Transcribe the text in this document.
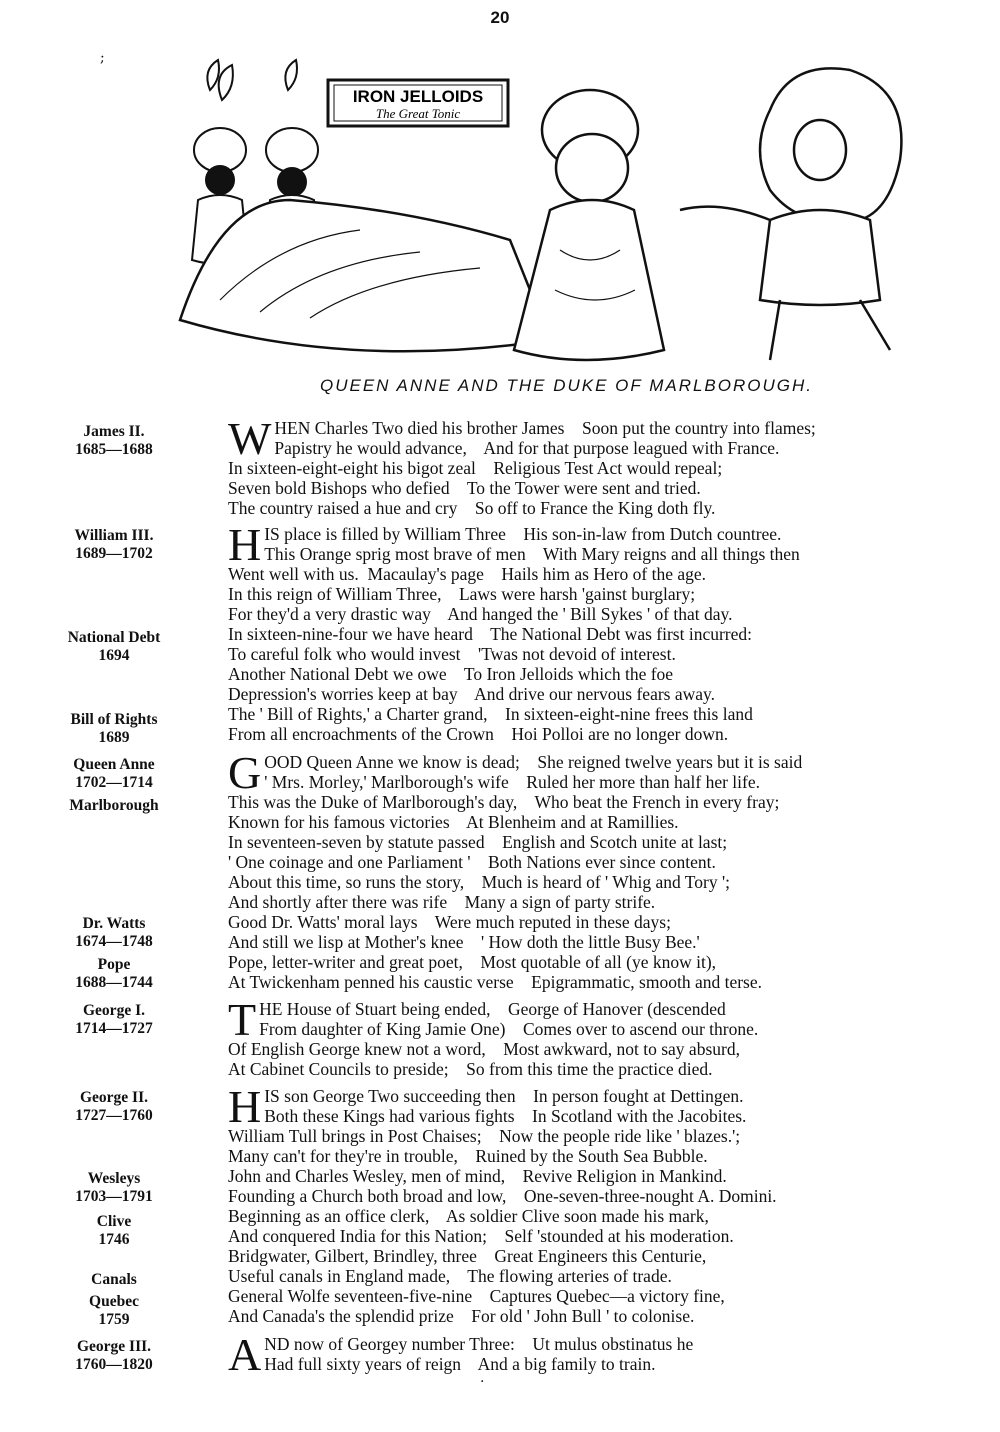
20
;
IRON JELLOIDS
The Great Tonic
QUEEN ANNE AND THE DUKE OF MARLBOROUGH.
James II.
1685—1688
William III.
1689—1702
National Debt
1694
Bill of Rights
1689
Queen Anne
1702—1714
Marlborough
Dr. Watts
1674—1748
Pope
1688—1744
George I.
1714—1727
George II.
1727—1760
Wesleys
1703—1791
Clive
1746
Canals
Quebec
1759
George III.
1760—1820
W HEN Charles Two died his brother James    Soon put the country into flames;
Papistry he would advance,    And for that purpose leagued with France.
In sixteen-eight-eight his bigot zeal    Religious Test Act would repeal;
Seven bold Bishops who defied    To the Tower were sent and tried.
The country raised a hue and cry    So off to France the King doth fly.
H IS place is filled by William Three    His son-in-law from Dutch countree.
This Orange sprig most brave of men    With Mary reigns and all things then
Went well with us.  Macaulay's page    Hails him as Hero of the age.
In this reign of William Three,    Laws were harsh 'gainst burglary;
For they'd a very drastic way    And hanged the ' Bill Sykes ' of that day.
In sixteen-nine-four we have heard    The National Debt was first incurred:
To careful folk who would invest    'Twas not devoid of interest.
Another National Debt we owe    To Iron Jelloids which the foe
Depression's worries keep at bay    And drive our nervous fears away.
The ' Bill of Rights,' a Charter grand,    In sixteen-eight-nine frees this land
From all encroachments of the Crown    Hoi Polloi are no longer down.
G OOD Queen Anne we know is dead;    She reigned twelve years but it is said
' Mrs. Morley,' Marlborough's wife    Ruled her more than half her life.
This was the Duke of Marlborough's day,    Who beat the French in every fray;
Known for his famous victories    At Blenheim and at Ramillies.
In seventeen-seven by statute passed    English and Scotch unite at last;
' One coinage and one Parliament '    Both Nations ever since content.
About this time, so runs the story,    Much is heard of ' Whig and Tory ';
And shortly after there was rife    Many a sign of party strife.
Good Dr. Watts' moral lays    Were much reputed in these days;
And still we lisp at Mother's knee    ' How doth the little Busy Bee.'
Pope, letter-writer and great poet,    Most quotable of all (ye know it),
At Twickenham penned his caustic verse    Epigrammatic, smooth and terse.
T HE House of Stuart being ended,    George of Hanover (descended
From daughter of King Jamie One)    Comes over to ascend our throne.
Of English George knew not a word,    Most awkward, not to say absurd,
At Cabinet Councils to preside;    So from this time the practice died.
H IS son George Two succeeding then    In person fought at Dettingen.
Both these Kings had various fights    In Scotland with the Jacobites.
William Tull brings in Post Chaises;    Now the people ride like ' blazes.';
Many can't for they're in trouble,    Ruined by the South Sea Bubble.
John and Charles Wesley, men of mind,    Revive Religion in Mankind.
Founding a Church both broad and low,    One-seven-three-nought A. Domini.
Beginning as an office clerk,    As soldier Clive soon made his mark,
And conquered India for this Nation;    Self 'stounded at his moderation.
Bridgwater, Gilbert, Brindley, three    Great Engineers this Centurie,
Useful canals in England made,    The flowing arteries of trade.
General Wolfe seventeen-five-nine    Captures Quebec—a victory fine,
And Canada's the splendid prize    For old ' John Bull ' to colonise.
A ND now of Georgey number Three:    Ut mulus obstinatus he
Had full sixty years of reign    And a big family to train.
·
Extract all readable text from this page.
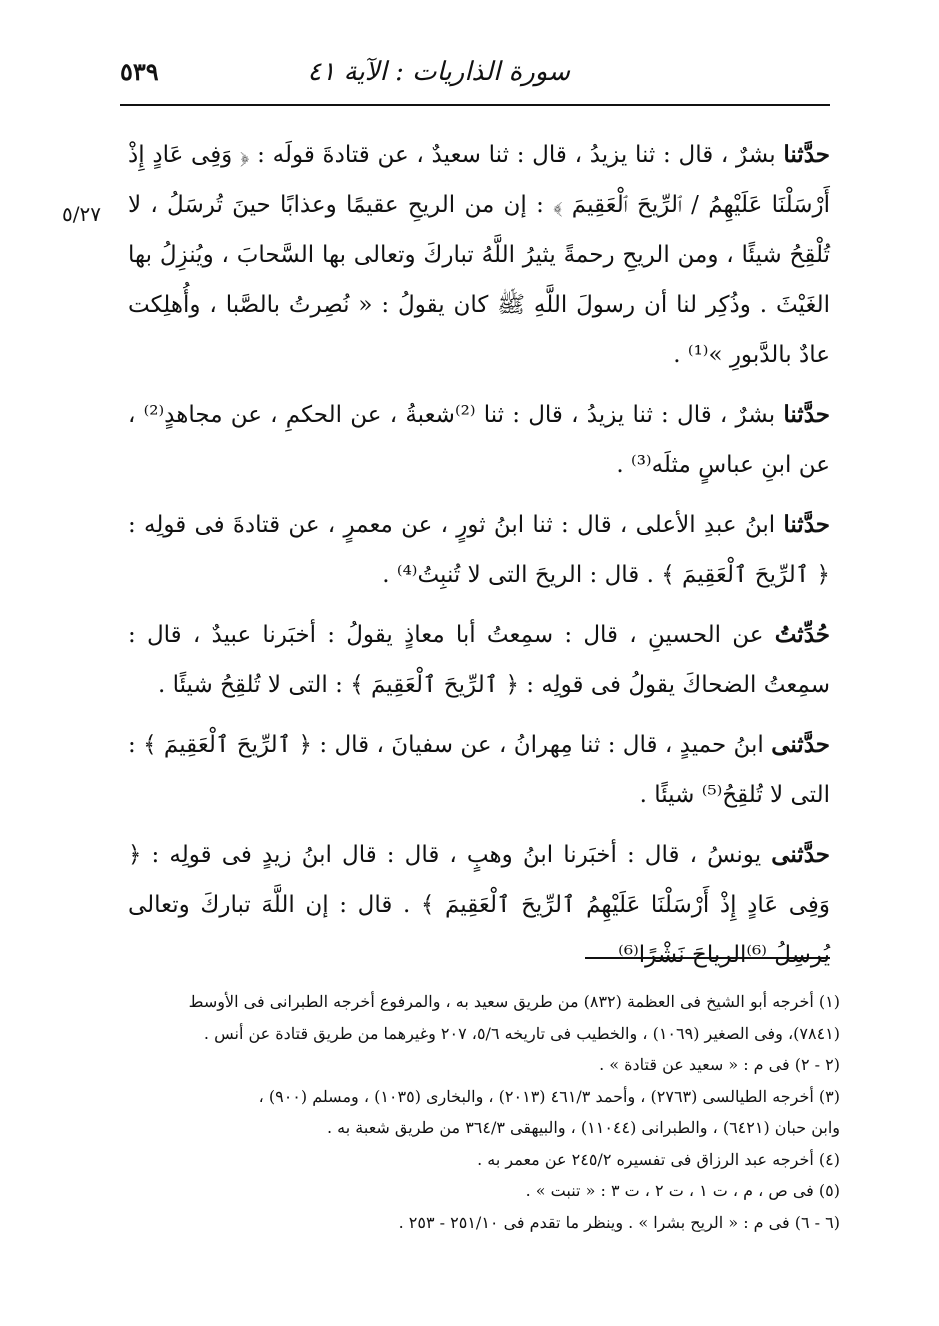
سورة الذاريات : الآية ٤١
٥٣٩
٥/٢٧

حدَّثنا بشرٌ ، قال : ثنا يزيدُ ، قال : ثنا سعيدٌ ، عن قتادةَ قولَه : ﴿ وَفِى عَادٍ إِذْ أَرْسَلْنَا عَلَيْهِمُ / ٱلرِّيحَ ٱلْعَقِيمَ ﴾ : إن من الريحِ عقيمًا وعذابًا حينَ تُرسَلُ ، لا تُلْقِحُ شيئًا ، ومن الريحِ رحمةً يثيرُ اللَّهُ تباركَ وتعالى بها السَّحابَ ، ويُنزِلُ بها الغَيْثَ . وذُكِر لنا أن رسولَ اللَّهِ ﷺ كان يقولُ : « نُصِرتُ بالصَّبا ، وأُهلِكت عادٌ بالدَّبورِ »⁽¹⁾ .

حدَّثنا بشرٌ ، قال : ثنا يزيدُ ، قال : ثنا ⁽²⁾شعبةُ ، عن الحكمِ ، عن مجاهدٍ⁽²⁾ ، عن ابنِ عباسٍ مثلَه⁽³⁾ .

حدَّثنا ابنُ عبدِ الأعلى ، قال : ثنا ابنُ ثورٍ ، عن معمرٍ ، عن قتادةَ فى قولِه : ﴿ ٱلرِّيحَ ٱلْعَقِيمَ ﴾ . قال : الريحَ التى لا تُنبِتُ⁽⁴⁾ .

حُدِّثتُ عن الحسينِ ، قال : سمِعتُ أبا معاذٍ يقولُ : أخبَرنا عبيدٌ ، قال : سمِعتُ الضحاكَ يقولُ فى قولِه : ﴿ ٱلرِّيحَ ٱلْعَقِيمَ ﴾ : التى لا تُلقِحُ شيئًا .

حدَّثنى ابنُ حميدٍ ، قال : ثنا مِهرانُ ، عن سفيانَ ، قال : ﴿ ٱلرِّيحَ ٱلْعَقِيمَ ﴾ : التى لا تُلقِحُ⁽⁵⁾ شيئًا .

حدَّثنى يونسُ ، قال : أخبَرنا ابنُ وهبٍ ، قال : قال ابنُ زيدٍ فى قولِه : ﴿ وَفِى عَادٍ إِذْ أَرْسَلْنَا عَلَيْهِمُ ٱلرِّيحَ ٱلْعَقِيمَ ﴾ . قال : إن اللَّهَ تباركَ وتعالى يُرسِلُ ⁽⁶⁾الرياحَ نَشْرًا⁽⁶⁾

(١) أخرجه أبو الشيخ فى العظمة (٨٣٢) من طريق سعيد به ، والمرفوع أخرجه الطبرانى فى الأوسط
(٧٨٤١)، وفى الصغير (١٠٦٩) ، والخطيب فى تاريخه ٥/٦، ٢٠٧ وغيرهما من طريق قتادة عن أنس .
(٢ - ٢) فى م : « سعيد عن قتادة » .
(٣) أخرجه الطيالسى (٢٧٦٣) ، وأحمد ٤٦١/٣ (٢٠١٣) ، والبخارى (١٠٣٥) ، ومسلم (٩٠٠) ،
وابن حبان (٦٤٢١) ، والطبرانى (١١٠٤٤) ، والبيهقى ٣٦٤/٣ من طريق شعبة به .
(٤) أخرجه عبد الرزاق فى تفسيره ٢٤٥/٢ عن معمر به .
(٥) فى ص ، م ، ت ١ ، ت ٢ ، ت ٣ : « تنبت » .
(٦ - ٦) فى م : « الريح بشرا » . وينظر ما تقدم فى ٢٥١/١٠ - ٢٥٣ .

**WRITTEN REQUEST:** Report how many lines in the data include the word "يزيد", and give nothing but the count.

**CORRECT RESPONSE:** 2